取り組む課題:
次の1.〜3.が元の文章の内容と合っているか、それぞれ「はい」か「いいえ」で答え、判断の決め手となる元の文章の語句をそのまま引用してください。
1. このスクリプトは、これ単体で動作する。
2. 矢の速度は10に設定されている。
3. このスクリプトは、タワーディフェンスゲームの制作で実際に使われている。

弓から矢を射出した時の計算方法
例として、弓から矢を発射したときに、矢をどのようにして移動させるかを見てみましょう。
このスクリプトはタワーディフェンスゲーム制作時に、実際に使用しているスクリプトです。なので、これだけでは動かないのですが、重要な部分がいくつかありますので、それぞれメモを記します。
using System.Collections;
using System.Collections.Generic;
using UnityEngine;
public class Arrow : MonoBehaviour
{
public Enemy targetEnemy; // 弓が捉えたターゲット
private float speed = 10; // 矢の速度
void Update()
{
if (targetEnemy == null)

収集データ

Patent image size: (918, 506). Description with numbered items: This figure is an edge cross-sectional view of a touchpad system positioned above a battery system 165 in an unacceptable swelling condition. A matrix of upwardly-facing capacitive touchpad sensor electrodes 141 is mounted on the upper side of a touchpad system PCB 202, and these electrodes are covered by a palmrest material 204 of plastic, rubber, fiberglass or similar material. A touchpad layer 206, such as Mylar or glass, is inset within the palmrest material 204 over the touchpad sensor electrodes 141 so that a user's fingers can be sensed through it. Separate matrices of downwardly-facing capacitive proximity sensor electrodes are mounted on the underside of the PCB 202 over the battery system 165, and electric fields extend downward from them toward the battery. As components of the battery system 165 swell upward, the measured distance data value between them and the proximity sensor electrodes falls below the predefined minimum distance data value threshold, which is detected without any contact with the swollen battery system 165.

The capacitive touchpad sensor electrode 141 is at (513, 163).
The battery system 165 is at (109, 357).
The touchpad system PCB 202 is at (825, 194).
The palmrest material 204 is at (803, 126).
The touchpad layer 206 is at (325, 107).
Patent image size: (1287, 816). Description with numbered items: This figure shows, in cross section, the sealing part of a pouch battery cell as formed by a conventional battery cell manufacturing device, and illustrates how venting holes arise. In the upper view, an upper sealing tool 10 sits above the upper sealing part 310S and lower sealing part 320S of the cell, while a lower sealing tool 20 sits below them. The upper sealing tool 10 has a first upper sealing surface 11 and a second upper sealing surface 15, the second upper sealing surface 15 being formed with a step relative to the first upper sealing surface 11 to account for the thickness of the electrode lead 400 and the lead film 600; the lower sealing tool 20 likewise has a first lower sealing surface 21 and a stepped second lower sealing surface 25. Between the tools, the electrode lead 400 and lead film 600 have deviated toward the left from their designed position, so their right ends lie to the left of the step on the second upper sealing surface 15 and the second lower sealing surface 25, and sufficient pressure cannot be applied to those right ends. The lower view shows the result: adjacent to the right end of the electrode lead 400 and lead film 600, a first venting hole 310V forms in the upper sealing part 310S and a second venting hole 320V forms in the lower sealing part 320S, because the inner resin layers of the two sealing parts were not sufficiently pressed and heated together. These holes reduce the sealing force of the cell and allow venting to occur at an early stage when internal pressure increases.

問題の解答:
1. いいえ：「これだけでは動かないのですが」
2. はい：「private float speed = 10; // 矢の速度」
3. はい：「タワーディフェンスゲーム制作時に、実際に使用しているスクリプトです」